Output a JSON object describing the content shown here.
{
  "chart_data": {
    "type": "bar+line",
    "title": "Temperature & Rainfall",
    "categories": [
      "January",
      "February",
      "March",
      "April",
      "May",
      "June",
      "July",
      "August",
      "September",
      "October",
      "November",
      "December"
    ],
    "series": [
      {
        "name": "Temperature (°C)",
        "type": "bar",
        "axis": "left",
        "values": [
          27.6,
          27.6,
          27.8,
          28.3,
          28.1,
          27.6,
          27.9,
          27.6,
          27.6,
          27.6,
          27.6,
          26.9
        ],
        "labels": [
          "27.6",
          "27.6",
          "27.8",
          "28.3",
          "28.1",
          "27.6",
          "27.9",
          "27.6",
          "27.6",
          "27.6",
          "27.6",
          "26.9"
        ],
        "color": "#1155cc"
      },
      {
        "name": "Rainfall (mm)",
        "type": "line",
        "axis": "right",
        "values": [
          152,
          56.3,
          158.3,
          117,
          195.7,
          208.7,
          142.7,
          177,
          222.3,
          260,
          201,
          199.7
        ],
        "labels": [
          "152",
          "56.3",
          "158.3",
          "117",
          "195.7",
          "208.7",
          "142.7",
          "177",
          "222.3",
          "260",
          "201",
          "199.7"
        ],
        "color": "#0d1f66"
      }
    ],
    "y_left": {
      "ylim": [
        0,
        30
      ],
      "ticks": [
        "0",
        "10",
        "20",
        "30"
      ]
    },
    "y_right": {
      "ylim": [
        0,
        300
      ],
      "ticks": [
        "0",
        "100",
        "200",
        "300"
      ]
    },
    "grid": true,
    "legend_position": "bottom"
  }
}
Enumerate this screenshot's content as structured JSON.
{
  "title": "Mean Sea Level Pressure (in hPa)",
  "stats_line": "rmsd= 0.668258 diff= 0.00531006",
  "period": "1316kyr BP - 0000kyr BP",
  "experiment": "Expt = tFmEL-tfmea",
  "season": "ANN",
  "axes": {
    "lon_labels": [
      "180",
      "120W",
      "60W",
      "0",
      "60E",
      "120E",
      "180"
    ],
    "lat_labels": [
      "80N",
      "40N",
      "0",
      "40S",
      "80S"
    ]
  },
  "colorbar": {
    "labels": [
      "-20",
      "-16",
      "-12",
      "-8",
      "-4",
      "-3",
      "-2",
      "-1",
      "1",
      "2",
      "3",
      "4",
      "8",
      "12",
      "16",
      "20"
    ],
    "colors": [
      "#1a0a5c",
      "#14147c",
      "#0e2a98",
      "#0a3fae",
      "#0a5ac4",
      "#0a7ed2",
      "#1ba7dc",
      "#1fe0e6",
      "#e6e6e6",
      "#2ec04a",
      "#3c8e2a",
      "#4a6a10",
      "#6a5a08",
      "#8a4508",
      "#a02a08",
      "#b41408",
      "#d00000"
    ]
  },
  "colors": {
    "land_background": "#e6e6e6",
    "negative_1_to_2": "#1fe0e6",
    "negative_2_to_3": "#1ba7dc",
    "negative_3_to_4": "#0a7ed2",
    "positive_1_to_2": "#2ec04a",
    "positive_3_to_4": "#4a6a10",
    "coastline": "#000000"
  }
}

What to produce:
Everything from the line with "Enumerate this screenshot's" to the end of the listing above needs to be duplicated exactly, both end lines included, with nothing more.

Solved exercise:
Enumerate this screenshot's content as structured JSON.
{
  "title": "Mean Sea Level Pressure (in hPa)",
  "stats_line": "rmsd= 0.668258 diff= 0.00531006",
  "period": "1316kyr BP - 0000kyr BP",
  "experiment": "Expt = tFmEL-tfmea",
  "season": "ANN",
  "axes": {
    "lon_labels": [
      "180",
      "120W",
      "60W",
      "0",
      "60E",
      "120E",
      "180"
    ],
    "lat_labels": [
      "80N",
      "40N",
      "0",
      "40S",
      "80S"
    ]
  },
  "colorbar": {
    "labels": [
      "-20",
      "-16",
      "-12",
      "-8",
      "-4",
      "-3",
      "-2",
      "-1",
      "1",
      "2",
      "3",
      "4",
      "8",
      "12",
      "16",
      "20"
    ],
    "colors": [
      "#1a0a5c",
      "#14147c",
      "#0e2a98",
      "#0a3fae",
      "#0a5ac4",
      "#0a7ed2",
      "#1ba7dc",
      "#1fe0e6",
      "#e6e6e6",
      "#2ec04a",
      "#3c8e2a",
      "#4a6a10",
      "#6a5a08",
      "#8a4508",
      "#a02a08",
      "#b41408",
      "#d00000"
    ]
  },
  "colors": {
    "land_background": "#e6e6e6",
    "negative_1_to_2": "#1fe0e6",
    "negative_2_to_3": "#1ba7dc",
    "negative_3_to_4": "#0a7ed2",
    "positive_1_to_2": "#2ec04a",
    "positive_3_to_4": "#4a6a10",
    "coastline": "#000000"
  }
}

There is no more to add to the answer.